** START OF Extracted records **

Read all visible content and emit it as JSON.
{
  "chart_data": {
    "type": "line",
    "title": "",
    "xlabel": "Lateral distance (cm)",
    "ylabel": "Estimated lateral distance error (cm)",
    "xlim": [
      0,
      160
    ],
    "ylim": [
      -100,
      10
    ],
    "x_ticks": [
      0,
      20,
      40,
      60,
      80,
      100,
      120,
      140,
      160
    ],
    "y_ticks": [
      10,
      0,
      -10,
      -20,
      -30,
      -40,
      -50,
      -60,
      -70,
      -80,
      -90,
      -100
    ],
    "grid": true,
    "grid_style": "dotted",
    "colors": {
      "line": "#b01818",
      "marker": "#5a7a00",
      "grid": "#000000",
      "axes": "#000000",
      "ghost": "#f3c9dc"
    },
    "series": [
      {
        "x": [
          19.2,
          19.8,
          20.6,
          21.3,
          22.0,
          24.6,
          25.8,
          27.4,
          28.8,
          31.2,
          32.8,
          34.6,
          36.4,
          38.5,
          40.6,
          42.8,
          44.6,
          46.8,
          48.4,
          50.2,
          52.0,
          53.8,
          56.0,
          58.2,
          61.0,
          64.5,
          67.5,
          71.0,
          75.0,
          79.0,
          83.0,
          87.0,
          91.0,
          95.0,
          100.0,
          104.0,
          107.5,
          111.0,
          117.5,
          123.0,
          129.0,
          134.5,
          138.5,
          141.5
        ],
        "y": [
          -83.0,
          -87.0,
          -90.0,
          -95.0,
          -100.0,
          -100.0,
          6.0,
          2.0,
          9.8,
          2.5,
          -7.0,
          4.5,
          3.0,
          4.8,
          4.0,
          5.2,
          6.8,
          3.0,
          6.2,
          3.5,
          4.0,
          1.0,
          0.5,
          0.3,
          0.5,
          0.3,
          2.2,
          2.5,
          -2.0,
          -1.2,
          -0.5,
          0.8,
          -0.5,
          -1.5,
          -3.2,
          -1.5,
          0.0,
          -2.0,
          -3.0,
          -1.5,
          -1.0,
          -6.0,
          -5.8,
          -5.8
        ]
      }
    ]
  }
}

** END OF Extracted records **

▸ **Task prompt**: Take every line containing the word "distance" and copy it.

▸ **Solution to this task**:
    "xlabel": "Lateral distance (cm)",
    "ylabel": "Estimated lateral distance error (cm)",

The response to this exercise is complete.